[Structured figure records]
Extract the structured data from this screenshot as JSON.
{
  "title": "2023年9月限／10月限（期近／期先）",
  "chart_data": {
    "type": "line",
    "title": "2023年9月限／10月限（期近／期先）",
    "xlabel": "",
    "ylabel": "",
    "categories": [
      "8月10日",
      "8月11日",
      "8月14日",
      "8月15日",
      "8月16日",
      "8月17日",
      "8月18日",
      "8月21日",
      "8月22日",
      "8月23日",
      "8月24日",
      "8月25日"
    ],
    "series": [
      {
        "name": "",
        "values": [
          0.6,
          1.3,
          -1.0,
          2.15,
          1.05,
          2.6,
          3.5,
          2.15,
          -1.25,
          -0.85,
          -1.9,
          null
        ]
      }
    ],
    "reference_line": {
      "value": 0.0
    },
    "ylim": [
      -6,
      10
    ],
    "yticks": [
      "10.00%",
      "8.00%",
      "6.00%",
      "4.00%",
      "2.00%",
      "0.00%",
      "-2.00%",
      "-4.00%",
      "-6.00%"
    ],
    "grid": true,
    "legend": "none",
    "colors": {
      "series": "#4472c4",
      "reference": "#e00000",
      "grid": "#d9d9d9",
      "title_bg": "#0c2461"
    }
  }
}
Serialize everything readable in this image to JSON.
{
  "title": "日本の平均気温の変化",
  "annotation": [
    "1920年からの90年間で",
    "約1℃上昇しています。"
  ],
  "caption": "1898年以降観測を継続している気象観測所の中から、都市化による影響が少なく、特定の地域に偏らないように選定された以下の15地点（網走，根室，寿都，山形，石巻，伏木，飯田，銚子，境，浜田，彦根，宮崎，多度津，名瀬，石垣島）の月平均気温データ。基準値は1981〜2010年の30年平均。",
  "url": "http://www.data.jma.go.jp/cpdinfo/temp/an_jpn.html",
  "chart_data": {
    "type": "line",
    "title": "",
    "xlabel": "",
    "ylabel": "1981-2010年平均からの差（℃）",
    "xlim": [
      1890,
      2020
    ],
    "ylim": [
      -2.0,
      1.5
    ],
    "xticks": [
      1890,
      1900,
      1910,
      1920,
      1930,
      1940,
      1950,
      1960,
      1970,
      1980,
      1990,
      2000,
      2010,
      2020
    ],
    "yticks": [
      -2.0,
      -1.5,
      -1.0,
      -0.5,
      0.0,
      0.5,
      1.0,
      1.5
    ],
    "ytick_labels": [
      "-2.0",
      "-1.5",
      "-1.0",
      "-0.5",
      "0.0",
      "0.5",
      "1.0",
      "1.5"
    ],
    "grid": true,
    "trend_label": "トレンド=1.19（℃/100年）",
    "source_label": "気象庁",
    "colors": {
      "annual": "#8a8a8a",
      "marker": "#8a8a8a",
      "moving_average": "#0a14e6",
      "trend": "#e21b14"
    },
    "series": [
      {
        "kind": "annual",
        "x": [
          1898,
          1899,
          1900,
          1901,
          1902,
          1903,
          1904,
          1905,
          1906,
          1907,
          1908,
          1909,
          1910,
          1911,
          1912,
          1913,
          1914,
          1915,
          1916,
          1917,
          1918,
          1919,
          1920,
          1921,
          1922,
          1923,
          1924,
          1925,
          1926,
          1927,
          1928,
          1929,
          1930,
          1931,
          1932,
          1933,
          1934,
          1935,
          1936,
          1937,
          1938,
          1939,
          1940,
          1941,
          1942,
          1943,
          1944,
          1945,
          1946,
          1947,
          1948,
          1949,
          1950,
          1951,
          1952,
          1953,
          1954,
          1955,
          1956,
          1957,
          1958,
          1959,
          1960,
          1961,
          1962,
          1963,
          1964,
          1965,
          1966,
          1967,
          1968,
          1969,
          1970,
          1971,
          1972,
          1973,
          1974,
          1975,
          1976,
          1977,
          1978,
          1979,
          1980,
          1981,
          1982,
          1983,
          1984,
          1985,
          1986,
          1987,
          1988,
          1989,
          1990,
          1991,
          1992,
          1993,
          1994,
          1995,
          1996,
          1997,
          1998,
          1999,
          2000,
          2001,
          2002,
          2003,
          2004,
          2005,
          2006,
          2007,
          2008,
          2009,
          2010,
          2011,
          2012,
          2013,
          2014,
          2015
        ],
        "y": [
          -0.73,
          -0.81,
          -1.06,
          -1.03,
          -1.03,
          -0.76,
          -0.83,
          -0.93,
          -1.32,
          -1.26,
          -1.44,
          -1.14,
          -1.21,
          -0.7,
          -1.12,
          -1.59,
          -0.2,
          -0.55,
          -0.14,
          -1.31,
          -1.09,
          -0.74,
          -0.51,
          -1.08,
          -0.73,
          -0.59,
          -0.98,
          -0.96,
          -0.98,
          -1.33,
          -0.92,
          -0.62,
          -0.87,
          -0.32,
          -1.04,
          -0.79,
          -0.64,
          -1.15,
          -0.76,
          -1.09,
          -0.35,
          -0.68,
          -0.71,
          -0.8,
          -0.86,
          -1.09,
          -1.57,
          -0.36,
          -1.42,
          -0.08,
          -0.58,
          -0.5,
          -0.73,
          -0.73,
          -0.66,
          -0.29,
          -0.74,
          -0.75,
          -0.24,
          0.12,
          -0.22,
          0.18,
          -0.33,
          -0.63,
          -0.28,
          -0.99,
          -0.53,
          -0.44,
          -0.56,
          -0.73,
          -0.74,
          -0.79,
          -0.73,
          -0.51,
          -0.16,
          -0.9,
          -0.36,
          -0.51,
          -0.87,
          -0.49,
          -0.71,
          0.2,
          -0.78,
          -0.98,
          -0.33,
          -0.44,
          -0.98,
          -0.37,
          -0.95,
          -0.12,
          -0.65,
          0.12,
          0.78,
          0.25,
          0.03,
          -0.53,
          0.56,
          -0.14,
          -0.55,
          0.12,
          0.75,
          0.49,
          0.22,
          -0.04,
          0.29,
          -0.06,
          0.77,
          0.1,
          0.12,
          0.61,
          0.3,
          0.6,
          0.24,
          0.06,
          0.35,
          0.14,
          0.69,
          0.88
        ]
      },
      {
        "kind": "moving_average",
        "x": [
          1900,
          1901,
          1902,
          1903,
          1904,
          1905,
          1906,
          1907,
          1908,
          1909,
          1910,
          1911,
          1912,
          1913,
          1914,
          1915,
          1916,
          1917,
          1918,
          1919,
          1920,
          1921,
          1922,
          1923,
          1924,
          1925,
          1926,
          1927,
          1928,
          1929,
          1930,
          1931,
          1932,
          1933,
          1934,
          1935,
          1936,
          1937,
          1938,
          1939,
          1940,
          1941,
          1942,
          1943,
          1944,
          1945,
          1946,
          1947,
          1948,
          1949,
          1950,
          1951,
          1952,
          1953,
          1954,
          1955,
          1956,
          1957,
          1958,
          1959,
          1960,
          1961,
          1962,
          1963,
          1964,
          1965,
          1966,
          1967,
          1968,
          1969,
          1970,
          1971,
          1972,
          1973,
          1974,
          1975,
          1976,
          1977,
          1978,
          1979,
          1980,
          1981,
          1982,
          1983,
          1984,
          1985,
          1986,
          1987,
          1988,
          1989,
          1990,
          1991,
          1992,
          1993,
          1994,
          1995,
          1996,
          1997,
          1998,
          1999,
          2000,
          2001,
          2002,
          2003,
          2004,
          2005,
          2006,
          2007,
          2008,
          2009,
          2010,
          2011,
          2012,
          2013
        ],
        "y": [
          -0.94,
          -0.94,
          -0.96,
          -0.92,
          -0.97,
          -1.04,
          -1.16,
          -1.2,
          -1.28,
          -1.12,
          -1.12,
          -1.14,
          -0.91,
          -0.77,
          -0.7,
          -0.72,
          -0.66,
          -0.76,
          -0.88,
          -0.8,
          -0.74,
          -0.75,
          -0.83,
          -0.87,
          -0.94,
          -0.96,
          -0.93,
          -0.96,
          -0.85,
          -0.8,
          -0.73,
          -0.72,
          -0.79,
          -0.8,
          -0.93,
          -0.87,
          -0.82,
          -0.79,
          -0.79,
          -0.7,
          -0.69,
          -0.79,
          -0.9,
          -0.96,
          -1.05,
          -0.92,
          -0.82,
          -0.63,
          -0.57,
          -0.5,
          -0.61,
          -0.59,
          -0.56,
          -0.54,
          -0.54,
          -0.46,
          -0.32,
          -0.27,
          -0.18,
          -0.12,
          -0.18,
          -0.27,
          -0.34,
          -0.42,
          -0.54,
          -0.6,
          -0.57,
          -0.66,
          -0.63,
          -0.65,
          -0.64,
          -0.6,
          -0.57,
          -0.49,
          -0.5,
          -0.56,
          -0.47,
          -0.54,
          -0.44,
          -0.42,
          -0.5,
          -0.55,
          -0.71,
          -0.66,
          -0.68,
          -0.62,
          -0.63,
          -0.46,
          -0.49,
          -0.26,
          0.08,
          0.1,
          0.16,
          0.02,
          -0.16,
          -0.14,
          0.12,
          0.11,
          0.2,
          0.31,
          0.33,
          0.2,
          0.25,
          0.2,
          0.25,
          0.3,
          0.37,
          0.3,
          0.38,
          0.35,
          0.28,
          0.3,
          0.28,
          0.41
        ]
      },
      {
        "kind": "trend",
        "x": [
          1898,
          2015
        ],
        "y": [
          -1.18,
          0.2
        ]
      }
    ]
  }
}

(Given task):
Find the lines that include the string "kind", then copy each of them.

(Full answer):
        "kind": "annual",
        "kind": "moving_average",
        "kind": "trend",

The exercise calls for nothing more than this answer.